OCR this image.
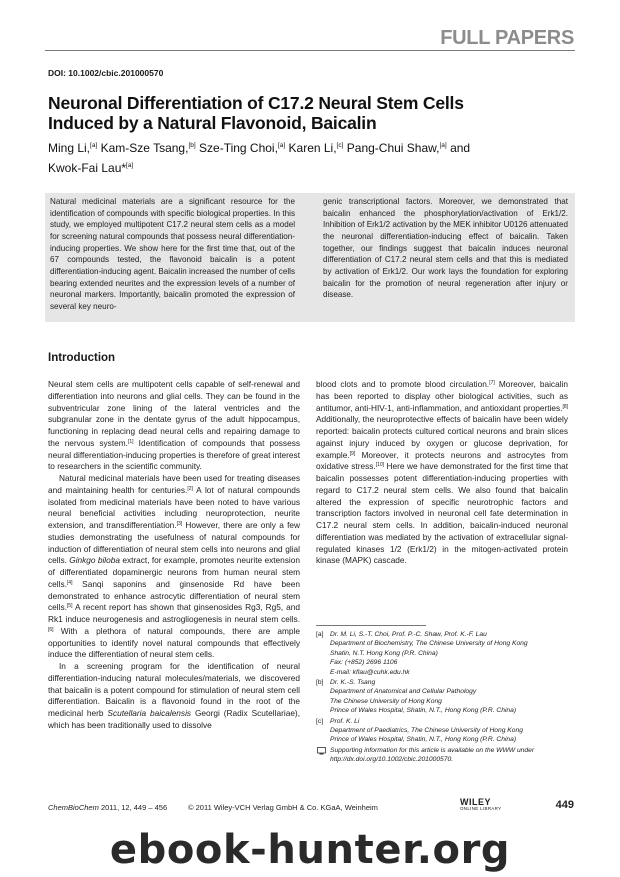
FULL PAPERS
DOI: 10.1002/cbic.201000570
Neuronal Differentiation of C17.2 Neural Stem Cells
Induced by a Natural Flavonoid, Baicalin
Ming Li,[a] Kam-Sze Tsang,[b] Sze-Ting Choi,[a] Karen Li,[c] Pang-Chui Shaw,[a] and
Kwok-Fai Lau*[a]
Natural medicinal materials are a significant resource for the identification of compounds with specific biological properties. In this study, we employed multipotent C17.2 neural stem cells as a model for screening natural compounds that possess neural differentiation-inducing properties. We show here for the first time that, out of the 67 compounds tested, the flavonoid baicalin is a potent differentiation-inducing agent. Baicalin increased the number of cells bearing extended neurites and the expression levels of a number of neuronal markers. Importantly, baicalin promoted the expression of several key neuro-
genic transcriptional factors. Moreover, we demonstrated that baicalin enhanced the phosphorylation/activation of Erk1/2. Inhibition of Erk1/2 activation by the MEK inhibitor U0126 attenuated the neuronal differentiation-inducing effect of baicalin. Taken together, our findings suggest that baicalin induces neuronal differentiation of C17.2 neural stem cells and that this is mediated by activation of Erk1/2. Our work lays the foundation for exploring baicalin for the promotion of neural regeneration after injury or disease.
Introduction

Neural stem cells are multipotent cells capable of self-renewal and differentiation into neurons and glial cells. They can be found in the subventricular zone lining of the lateral ventricles and the subgranular zone in the dentate gyrus of the adult hippocampus, functioning in replacing dead neural cells and repairing damage to the nervous system.[1] Identification of compounds that possess neural differentiation-inducing properties is therefore of great interest to researchers in the scientific community.

Natural medicinal materials have been used for treating diseases and maintaining health for centuries.[2] A lot of natural compounds isolated from medicinal materials have been noted to have various neural beneficial activities including neuroprotection, neurite extension, and transdifferentiation.[3] However, there are only a few studies demonstrating the usefulness of natural compounds for induction of differentiation of neural stem cells into neurons and glial cells. Ginkgo biloba extract, for example, promotes neurite extension of differentiated dopaminergic neurons from human neural stem cells.[4] Sanqi saponins and ginsenoside Rd have been demonstrated to enhance astrocytic differentiation of neural stem cells.[5] A recent report has shown that ginsenosides Rg3, Rg5, and Rk1 induce neurogenesis and astrogliogenesis in neural stem cells.[6] With a plethora of natural compounds, there are ample opportunities to identify novel natural compounds that effectively induce the differentiation of neural stem cells.

In a screening program for the identification of neural differentiation-inducing natural molecules/materials, we discovered that baicalin is a potent compound for stimulation of neural stem cell differentiation. Baicalin is a flavonoid found in the root of the medicinal herb Scutellaria baicalensis Georgi (Radix Scutellariae), which has been traditionally used to dissolve

blood clots and to promote blood circulation.[7] Moreover, baicalin has been reported to display other biological activities, such as antitumor, anti-HIV-1, anti-inflammation, and antioxidant properties.[8] Additionally, the neuroprotective effects of baicalin have been widely reported: baicalin protects cultured cortical neurons and brain slices against injury induced by oxygen or glucose deprivation, for example.[9] Moreover, it protects neurons and astrocytes from oxidative stress.[10] Here we have demonstrated for the first time that baicalin possesses potent differentiation-inducing properties with regard to C17.2 neural stem cells. We also found that baicalin altered the expression of specific neurotrophic factors and transcription factors involved in neuronal cell fate determination in C17.2 neural stem cells. In addition, baicalin-induced neuronal differentiation was mediated by the activation of extracellular signal-regulated kinases 1/2 (Erk1/2) in the mitogen-activated protein kinase (MAPK) cascade.

[a] Dr. M. Li, S.-T. Choi, Prof. P.-C. Shaw, Prof. K.-F. Lau
Department of Biochemistry, The Chinese University of Hong Kong
Shatin, N.T. Hong Kong (P.R. China)
Fax: (+852) 2696 1106
E-mail: kflau@cuhk.edu.hk
[b] Dr. K.-S. Tsang
Department of Anatomical and Cellular Pathology
The Chinese University of Hong Kong
Prince of Wales Hospital, Shatin, N.T., Hong Kong (P.R. China)
[c] Prof. K. Li
Department of Paediatrics, The Chinese University of Hong Kong
Prince of Wales Hospital, Shatin, N.T., Hong Kong (P.R. China)
Supporting information for this article is available on the WWW under
http://dx.doi.org/10.1002/cbic.201000570.
ChemBioChem 2011, 12, 449 – 456	© 2011 Wiley-VCH Verlag GmbH & Co. KGaA, Weinheim
WILEY
ONLINE LIBRARY	449
ebook-hunter.org
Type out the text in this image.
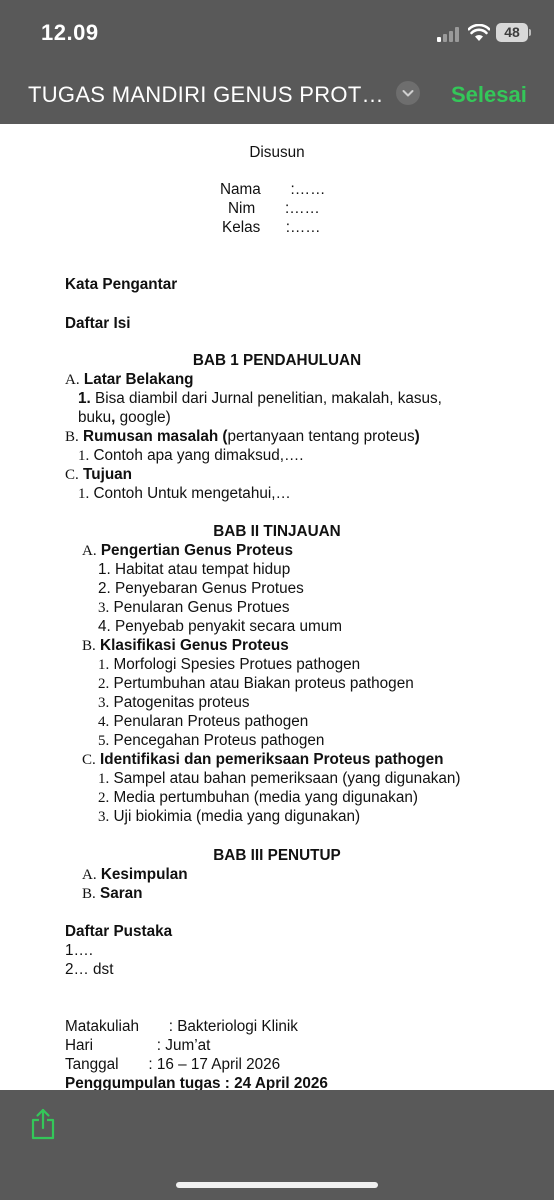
12.09	48
TUGAS MANDIRI GENUS PROT…	Selesai
Disusun
Nama       :……
Nim       :……
Kelas      :……
Kata Pengantar
Daftar Isi
BAB 1 PENDAHULUAN
A. Latar Belakang
1. Bisa diambil dari Jurnal penelitian, makalah, kasus,
buku, google)
B. Rumusan masalah (pertanyaan tentang proteus)
1. Contoh apa yang dimaksud,….
C. Tujuan
1. Contoh Untuk mengetahui,…
BAB II TINJAUAN
A. Pengertian Genus Proteus
1. Habitat atau tempat hidup
2. Penyebaran Genus Protues
3. Penularan Genus Protues
4. Penyebab penyakit secara umum
B. Klasifikasi Genus Proteus
1. Morfologi Spesies Protues pathogen
2. Pertumbuhan atau Biakan proteus pathogen
3. Patogenitas proteus
4. Penularan Proteus pathogen
5. Pencegahan Proteus pathogen
C. Identifikasi dan pemeriksaan Proteus pathogen
1. Sampel atau bahan pemeriksaan (yang digunakan)
2. Media pertumbuhan (media yang digunakan)
3. Uji biokimia (media yang digunakan)
BAB III PENUTUP
A. Kesimpulan
B. Saran
Daftar Pustaka
1….
2… dst
Matakuliah       : Bakteriologi Klinik
Hari               : Jum’at
Tanggal       : 16 – 17 April 2026
Penggumpulan tugas : 24 April 2026
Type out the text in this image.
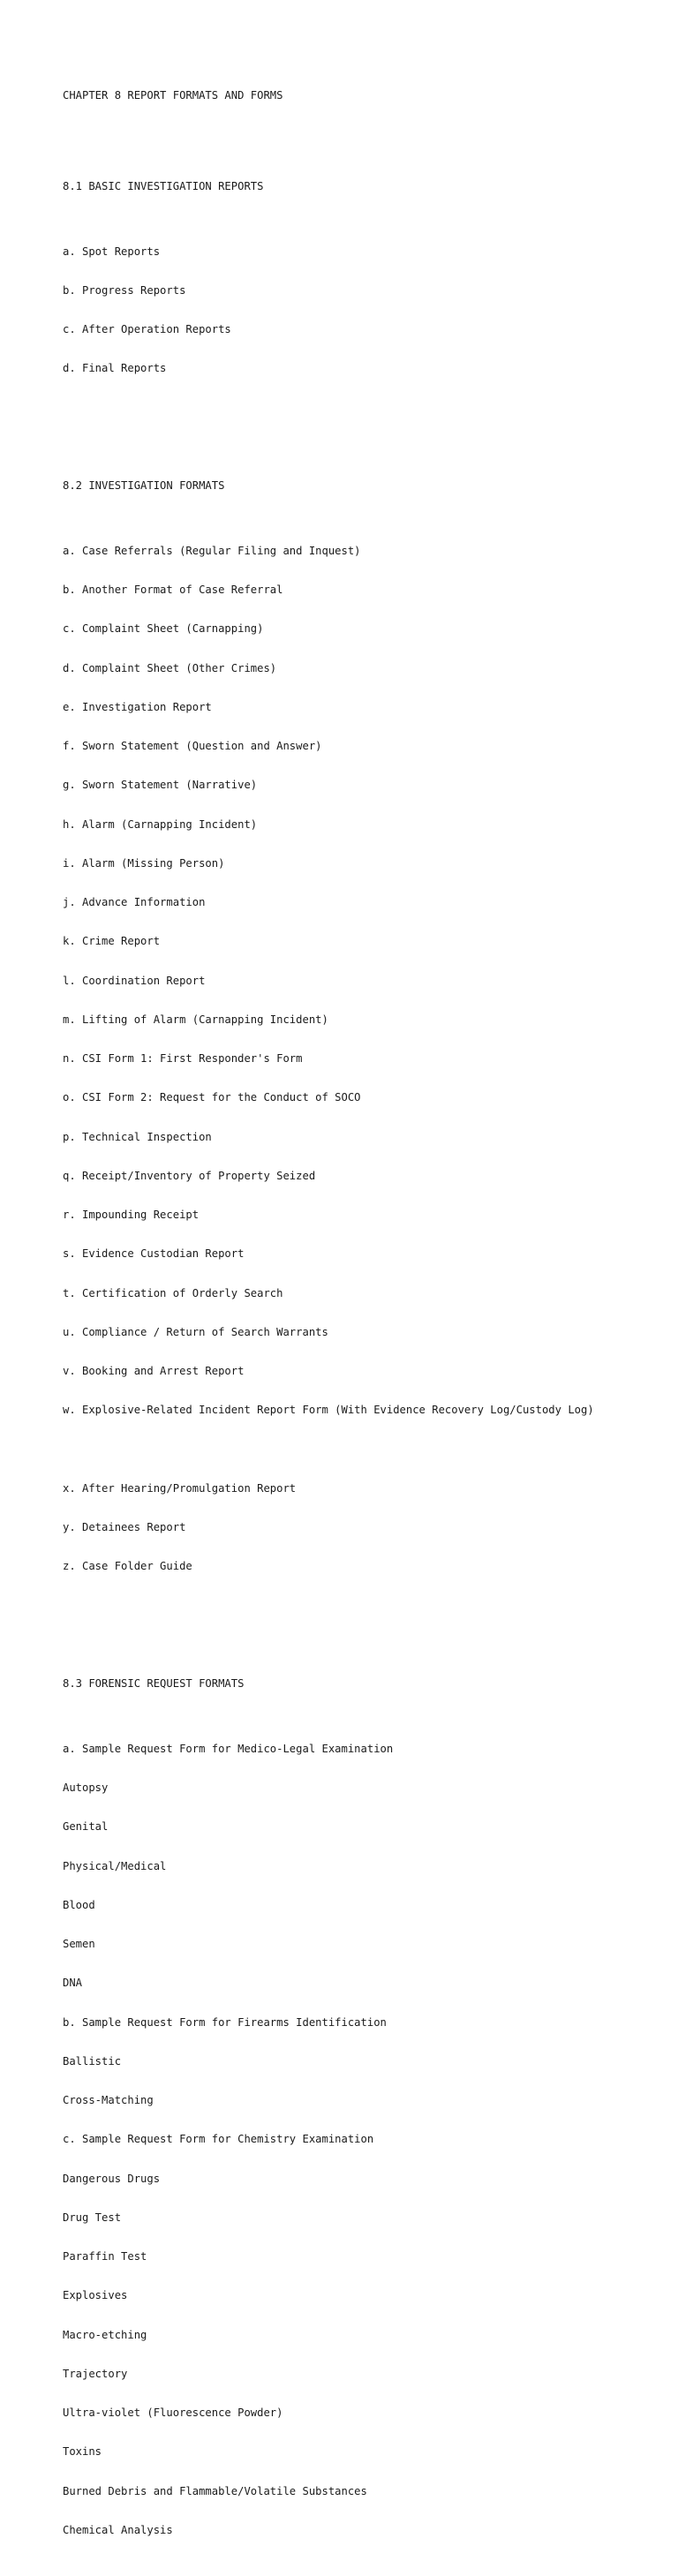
CHAPTER 8 REPORT FORMATS AND FORMS

8.1 BASIC INVESTIGATION REPORTS

a. Spot Reports

b. Progress Reports

c. After Operation Reports

d. Final Reports

8.2 INVESTIGATION FORMATS

a. Case Referrals (Regular Filing and Inquest)

b. Another Format of Case Referral

c. Complaint Sheet (Carnapping)

d. Complaint Sheet (Other Crimes)

e. Investigation Report

f. Sworn Statement (Question and Answer)

g. Sworn Statement (Narrative)

h. Alarm (Carnapping Incident)

i. Alarm (Missing Person)

j. Advance Information

k. Crime Report

l. Coordination Report

m. Lifting of Alarm (Carnapping Incident)

n. CSI Form 1: First Responder's Form

o. CSI Form 2: Request for the Conduct of SOCO

p. Technical Inspection

q. Receipt/Inventory of Property Seized

r. Impounding Receipt

s. Evidence Custodian Report

t. Certification of Orderly Search

u. Compliance / Return of Search Warrants

v. Booking and Arrest Report

w. Explosive-Related Incident Report Form (With Evidence Recovery Log/Custody Log)

x. After Hearing/Promulgation Report

y. Detainees Report

z. Case Folder Guide

8.3 FORENSIC REQUEST FORMATS

a. Sample Request Form for Medico-Legal Examination

Autopsy

Genital

Physical/Medical

Blood

Semen

DNA

b. Sample Request Form for Firearms Identification

Ballistic

Cross-Matching

c. Sample Request Form for Chemistry Examination

Dangerous Drugs

Drug Test

Paraffin Test

Explosives

Macro-etching

Trajectory

Ultra-violet (Fluorescence Powder)

Toxins

Burned Debris and Flammable/Volatile Substances

Chemical Analysis
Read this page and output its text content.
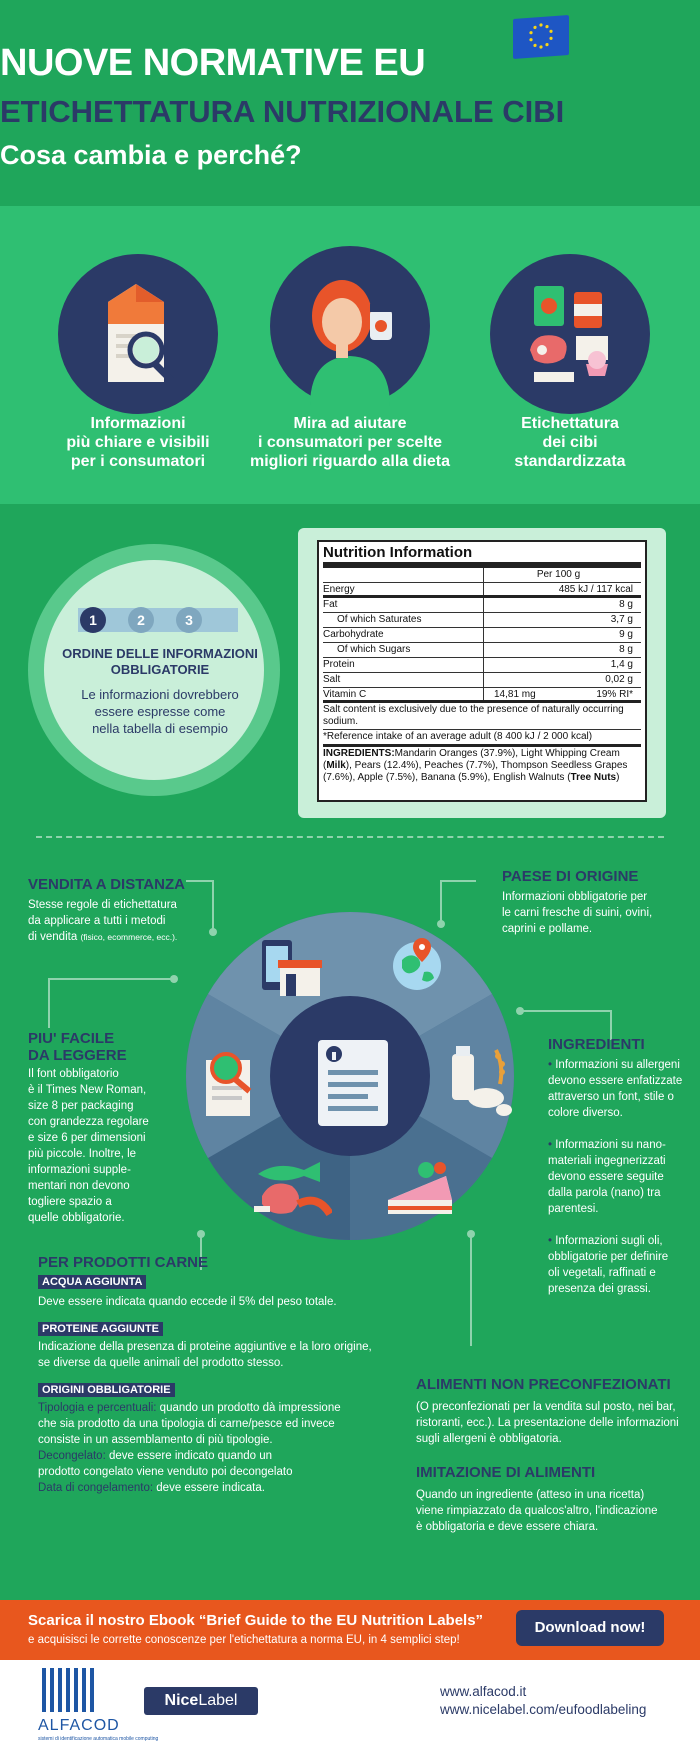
NUOVE NORMATIVE EU
ETICHETTATURA NUTRIZIONALE CIBI
Cosa cambia e perché?
Informazioni
più chiare e visibili
per i consumatori
Mira ad aiutare
i consumatori per scelte
migliori riguardo alla dieta
Etichettatura
dei cibi
standardizzata
1	2	3
ORDINE DELLE INFORMAZIONI
OBBLIGATORIE
Le informazioni dovrebbero
essere espresse come
nella tabella di esempio
Nutrition Information
Per 100 g
Energy	485 kJ / 117 kcal
Fat	8 g
Of which Saturates	3,7 g
Carbohydrate	9 g
Of which Sugars	8 g
Protein	1,4 g
Salt	0,02 g
Vitamin C	14,81 mg	19% RI*
Salt content is exclusively due to the presence of naturally occurring sodium.
*Reference intake of an average adult (8 400 kJ / 2 000 kcal)
INGREDIENTS:Mandarin Oranges (37.9%), Light Whipping Cream (Milk), Pears (12.4%), Peaches (7.7%), Thompson Seedless Grapes (7.6%), Apple (7.5%), Banana (5.9%), English Walnuts (Tree Nuts)
VENDITA A DISTANZA
Stesse regole di etichettatura
da applicare a tutti i metodi
di vendita (fisico, ecommerce, ecc.).
PAESE DI ORIGINE
Informazioni obbligatorie per
le carni fresche di suini, ovini,
caprini e pollame.
PIU' FACILE
DA LEGGERE
Il font obbligatorio
è il Times New Roman,
size 8 per packaging
con grandezza regolare
e size 6 per dimensioni
più piccole. Inoltre, le
informazioni supple-
mentari non devono
togliere spazio a
quelle obbligatorie.
INGREDIENTI
• Informazioni su allergeni
devono essere enfatizzate
attraverso un font, stile o
colore diverso.
• Informazioni su nano-
materiali ingegnerizzati
devono essere seguite
dalla parola (nano) tra
parentesi.
• Informazioni sugli oli,
obbligatorie per definire
oli vegetali, raffinati e
presenza dei grassi.
PER PRODOTTI CARNE
ACQUA AGGIUNTA
Deve essere indicata quando eccede il 5% del peso totale.
PROTEINE AGGIUNTE
Indicazione della presenza di proteine aggiuntive e la loro origine,
se diverse da quelle animali del prodotto stesso.
ORIGINI OBBLIGATORIE
Tipologia e percentuali: quando un prodotto dà impressione
che sia prodotto da una tipologia di carne/pesce ed invece
consiste in un assemblamento di più tipologie.
Decongelato: deve essere indicato quando un
prodotto congelato viene venduto poi decongelato
Data di congelamento: deve essere indicata.
ALIMENTI NON PRECONFEZIONATI
(O preconfezionati per la vendita sul posto, nei bar,
ristoranti, ecc.). La presentazione delle informazioni
sugli allergeni è obbligatoria.
IMITAZIONE DI ALIMENTI
Quando un ingrediente (atteso in una ricetta)
viene rimpiazzato da qualcos'altro, l'indicazione
è obbligatoria e deve essere chiara.
Scarica il nostro Ebook “Brief Guide to the EU Nutrition Labels”
e acquisisci le corrette conoscenze per l'etichettatura a norma EU, in 4 semplici step!
Download now!
ALFACOD
sistemi di identificazione automatica mobile computing
NiceLabel
www.alfacod.it
www.nicelabel.com/eufoodlabeling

▬▬▬

Copy each line above containing the string "Alarm".

h. Alarm (Carnapping Incident)
i. Alarm (Missing Person)
m. Lifting of Alarm (Carnapping Incident)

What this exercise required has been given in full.